WHAT YOU ARE ASKED TO DO: List each line in which the string "that" appears.

»»

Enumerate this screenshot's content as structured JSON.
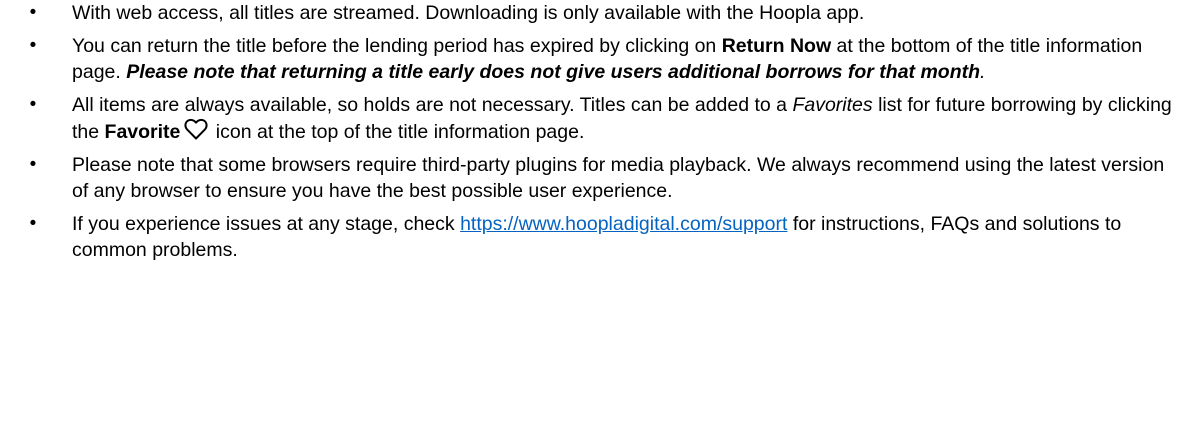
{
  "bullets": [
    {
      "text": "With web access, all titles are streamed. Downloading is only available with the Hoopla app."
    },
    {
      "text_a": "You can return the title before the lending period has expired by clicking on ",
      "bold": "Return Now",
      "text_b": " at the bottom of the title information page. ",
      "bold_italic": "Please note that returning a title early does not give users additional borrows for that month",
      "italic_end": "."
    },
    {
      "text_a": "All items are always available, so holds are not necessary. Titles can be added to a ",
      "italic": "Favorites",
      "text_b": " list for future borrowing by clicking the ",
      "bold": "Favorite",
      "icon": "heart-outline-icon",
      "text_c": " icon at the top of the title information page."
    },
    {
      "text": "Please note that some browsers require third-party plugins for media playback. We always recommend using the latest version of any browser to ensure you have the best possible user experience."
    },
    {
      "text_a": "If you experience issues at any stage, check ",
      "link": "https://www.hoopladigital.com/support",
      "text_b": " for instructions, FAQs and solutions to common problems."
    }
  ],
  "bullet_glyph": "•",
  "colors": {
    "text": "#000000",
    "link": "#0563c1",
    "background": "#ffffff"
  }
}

««

SOLUTION TO THE PROBLEM:
      "bold_italic": "Please note that returning a title early does not give users additional borrows for that month",
      "text": "Please note that some browsers require third-party plugins for media playback. We always recommend using the latest version of any browser to ensure you have the best possible user experience."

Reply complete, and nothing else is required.